(Records from a dataset)
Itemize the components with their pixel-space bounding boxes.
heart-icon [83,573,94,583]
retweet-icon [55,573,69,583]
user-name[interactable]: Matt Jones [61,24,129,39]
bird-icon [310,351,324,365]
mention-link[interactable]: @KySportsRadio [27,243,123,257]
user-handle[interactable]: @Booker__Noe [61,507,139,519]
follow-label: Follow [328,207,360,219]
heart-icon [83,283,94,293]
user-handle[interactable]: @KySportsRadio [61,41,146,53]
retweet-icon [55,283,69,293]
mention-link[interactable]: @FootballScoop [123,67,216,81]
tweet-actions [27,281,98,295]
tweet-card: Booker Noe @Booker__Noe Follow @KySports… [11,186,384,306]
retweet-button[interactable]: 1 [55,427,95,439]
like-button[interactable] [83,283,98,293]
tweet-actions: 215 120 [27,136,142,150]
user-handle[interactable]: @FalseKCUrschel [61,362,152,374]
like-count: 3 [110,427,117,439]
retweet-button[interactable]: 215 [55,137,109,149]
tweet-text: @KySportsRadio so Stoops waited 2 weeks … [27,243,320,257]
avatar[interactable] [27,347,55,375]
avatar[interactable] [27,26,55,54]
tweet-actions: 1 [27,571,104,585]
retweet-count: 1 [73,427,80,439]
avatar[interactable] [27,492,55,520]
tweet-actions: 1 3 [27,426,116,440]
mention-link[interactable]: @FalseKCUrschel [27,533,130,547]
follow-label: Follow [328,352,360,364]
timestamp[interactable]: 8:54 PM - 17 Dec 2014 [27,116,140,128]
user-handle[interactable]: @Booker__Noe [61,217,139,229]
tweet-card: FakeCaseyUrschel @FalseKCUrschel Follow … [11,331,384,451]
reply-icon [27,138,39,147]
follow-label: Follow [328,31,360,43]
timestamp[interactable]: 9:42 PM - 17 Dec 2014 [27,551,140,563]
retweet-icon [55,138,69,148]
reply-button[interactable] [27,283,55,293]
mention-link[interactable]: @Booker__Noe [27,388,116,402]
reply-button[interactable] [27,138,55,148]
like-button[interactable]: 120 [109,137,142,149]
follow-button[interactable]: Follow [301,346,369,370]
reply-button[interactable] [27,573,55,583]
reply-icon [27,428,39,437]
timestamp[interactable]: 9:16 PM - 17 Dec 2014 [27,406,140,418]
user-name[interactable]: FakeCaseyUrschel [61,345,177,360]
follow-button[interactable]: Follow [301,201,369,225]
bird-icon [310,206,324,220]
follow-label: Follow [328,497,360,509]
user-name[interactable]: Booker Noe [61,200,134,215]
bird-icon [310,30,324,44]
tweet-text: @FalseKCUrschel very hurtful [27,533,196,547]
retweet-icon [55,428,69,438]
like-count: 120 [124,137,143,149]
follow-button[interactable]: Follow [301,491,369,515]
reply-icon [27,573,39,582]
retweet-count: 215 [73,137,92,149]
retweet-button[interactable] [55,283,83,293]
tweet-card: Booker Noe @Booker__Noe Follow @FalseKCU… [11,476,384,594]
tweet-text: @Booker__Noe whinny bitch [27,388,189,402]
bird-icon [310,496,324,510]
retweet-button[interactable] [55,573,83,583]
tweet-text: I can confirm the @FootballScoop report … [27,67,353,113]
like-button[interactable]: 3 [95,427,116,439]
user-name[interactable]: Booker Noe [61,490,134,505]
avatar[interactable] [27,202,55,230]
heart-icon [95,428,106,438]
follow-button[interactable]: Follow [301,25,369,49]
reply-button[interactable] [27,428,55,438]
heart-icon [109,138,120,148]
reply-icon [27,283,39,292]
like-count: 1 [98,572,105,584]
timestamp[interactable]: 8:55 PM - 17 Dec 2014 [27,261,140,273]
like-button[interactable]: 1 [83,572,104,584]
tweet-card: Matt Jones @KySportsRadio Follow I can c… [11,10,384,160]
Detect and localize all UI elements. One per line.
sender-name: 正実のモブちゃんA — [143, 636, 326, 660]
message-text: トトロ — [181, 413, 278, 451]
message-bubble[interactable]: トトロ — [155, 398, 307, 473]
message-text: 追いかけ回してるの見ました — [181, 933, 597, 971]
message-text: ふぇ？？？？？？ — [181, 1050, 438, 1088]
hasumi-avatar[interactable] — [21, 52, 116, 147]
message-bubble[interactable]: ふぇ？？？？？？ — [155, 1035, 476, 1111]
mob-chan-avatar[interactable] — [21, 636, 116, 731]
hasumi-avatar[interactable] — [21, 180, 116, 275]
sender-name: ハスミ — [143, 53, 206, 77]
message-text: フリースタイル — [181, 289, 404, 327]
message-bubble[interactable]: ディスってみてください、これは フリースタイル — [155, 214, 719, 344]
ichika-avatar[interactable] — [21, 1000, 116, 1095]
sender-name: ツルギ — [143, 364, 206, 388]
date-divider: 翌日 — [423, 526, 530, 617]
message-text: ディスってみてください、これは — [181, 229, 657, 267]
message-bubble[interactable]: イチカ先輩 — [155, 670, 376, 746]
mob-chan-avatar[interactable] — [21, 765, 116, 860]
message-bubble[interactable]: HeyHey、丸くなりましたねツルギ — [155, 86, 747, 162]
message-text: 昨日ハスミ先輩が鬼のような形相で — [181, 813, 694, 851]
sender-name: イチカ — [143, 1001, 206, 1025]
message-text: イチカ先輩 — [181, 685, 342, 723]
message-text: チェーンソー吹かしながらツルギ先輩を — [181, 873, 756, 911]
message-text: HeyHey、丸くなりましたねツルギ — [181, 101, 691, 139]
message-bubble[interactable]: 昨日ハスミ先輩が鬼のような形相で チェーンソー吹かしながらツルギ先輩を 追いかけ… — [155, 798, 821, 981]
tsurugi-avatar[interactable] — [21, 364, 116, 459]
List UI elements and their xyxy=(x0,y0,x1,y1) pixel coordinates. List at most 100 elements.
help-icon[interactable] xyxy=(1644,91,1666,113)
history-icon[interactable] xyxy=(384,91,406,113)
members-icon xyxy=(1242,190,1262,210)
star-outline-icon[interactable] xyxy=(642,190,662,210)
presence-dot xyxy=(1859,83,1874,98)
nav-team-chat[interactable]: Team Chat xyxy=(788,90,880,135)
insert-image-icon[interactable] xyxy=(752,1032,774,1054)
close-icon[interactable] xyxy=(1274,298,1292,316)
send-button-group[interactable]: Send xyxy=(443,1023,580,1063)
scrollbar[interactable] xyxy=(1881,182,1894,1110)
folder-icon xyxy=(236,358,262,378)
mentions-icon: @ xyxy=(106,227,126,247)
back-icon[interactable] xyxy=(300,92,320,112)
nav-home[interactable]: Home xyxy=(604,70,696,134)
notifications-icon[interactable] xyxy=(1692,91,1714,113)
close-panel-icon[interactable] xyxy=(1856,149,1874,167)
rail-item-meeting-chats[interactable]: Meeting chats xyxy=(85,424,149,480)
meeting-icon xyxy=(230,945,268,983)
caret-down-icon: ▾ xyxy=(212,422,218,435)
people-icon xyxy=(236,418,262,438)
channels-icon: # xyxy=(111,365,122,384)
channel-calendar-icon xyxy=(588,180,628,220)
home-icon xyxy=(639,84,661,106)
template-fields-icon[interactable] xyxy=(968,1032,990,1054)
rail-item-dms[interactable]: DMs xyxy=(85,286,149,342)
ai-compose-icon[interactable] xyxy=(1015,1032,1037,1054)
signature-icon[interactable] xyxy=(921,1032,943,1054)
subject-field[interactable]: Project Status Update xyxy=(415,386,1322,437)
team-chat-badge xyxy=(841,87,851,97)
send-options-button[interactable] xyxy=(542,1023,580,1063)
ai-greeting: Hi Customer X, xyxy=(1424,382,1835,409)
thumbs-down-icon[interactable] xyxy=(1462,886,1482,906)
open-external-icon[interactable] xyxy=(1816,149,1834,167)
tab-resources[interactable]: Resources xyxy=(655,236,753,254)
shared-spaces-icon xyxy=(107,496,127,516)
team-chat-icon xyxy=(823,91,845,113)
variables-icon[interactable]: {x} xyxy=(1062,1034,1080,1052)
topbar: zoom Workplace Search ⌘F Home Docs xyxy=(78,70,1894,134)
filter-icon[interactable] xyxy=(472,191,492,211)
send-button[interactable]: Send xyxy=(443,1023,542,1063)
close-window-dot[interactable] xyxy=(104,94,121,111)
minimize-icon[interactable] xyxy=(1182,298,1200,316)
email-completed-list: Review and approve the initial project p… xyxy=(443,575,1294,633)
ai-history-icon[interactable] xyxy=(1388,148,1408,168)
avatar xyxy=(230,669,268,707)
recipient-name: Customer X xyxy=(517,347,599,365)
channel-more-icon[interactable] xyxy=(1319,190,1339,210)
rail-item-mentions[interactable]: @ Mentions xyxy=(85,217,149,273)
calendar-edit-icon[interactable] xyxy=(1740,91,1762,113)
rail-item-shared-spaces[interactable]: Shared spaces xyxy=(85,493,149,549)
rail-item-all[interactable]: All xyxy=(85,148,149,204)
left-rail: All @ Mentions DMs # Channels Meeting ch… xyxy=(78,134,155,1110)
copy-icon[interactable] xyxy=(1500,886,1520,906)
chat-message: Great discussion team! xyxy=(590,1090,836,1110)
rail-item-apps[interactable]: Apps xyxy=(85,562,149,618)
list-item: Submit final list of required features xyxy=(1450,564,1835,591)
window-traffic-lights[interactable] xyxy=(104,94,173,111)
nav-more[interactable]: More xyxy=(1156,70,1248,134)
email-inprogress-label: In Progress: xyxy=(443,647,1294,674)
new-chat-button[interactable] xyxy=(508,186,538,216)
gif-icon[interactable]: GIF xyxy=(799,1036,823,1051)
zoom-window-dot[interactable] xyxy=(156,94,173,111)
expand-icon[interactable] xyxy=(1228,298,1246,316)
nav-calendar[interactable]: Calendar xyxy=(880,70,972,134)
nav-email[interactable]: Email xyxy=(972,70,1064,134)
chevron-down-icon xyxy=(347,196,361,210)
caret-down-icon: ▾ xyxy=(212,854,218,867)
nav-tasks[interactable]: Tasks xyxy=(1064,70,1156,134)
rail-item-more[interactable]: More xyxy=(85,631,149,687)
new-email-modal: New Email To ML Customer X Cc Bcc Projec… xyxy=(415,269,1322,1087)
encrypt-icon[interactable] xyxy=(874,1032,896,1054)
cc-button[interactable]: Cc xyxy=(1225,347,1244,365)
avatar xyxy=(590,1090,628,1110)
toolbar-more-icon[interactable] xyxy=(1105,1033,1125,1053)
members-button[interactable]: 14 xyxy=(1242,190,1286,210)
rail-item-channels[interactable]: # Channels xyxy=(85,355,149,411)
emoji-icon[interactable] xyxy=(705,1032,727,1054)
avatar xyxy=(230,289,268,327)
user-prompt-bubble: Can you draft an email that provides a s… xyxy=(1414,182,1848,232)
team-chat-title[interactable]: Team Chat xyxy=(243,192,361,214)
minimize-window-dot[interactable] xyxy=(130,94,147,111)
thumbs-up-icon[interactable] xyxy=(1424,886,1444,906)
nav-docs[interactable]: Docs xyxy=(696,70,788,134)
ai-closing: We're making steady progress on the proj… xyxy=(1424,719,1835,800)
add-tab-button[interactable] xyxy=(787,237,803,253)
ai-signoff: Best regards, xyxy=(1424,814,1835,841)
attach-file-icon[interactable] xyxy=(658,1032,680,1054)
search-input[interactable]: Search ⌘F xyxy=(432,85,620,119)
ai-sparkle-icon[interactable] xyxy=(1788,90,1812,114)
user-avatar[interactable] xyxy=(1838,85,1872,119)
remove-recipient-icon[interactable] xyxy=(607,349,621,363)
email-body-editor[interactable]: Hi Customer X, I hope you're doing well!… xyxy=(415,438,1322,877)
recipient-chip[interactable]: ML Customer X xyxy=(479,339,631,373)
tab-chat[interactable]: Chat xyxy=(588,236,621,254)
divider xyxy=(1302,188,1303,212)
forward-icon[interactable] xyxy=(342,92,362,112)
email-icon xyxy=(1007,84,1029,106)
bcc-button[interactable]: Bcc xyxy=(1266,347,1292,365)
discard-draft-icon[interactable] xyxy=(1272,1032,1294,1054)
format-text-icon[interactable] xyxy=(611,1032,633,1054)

Work to complete:
Copy the records from their first line through the line that contains "follow-button[interactable]: Follow [301,346,369,370]", renaming every "retweet-icon" to "share-icon" and leaving everything else unchanged.

Output for this exercise:
Itemize the components with their pixel-space bounding boxes.
heart-icon [83,573,94,583]
share-icon [55,573,69,583]
user-name[interactable]: Matt Jones [61,24,129,39]
bird-icon [310,351,324,365]
mention-link[interactable]: @KySportsRadio [27,243,123,257]
user-handle[interactable]: @Booker__Noe [61,507,139,519]
follow-label: Follow [328,207,360,219]
heart-icon [83,283,94,293]
user-handle[interactable]: @KySportsRadio [61,41,146,53]
share-icon [55,283,69,293]
mention-link[interactable]: @FootballScoop [123,67,216,81]
tweet-actions [27,281,98,295]
tweet-card: Booker Noe @Booker__Noe Follow @KySports… [11,186,384,306]
retweet-button[interactable]: 1 [55,427,95,439]
like-button[interactable] [83,283,98,293]
tweet-actions: 215 120 [27,136,142,150]
user-handle[interactable]: @FalseKCUrschel [61,362,152,374]
like-count: 3 [110,427,117,439]
retweet-button[interactable]: 215 [55,137,109,149]
tweet-text: @KySportsRadio so Stoops waited 2 weeks … [27,243,320,257]
avatar[interactable] [27,347,55,375]
avatar[interactable] [27,26,55,54]
tweet-actions: 1 [27,571,104,585]
retweet-count: 1 [73,427,80,439]
avatar[interactable] [27,492,55,520]
tweet-actions: 1 3 [27,426,116,440]
mention-link[interactable]: @FalseKCUrschel [27,533,130,547]
follow-label: Follow [328,352,360,364]
timestamp[interactable]: 8:54 PM - 17 Dec 2014 [27,116,140,128]
user-handle[interactable]: @Booker__Noe [61,217,139,229]
tweet-card: FakeCaseyUrschel @FalseKCUrschel Follow … [11,331,384,451]
reply-icon [27,138,39,147]
follow-label: Follow [328,31,360,43]
timestamp[interactable]: 9:42 PM - 17 Dec 2014 [27,551,140,563]
share-icon [55,138,69,148]
reply-button[interactable] [27,283,55,293]
mention-link[interactable]: @Booker__Noe [27,388,116,402]
reply-button[interactable] [27,138,55,148]
like-button[interactable]: 120 [109,137,142,149]
follow-button[interactable]: Follow [301,346,369,370]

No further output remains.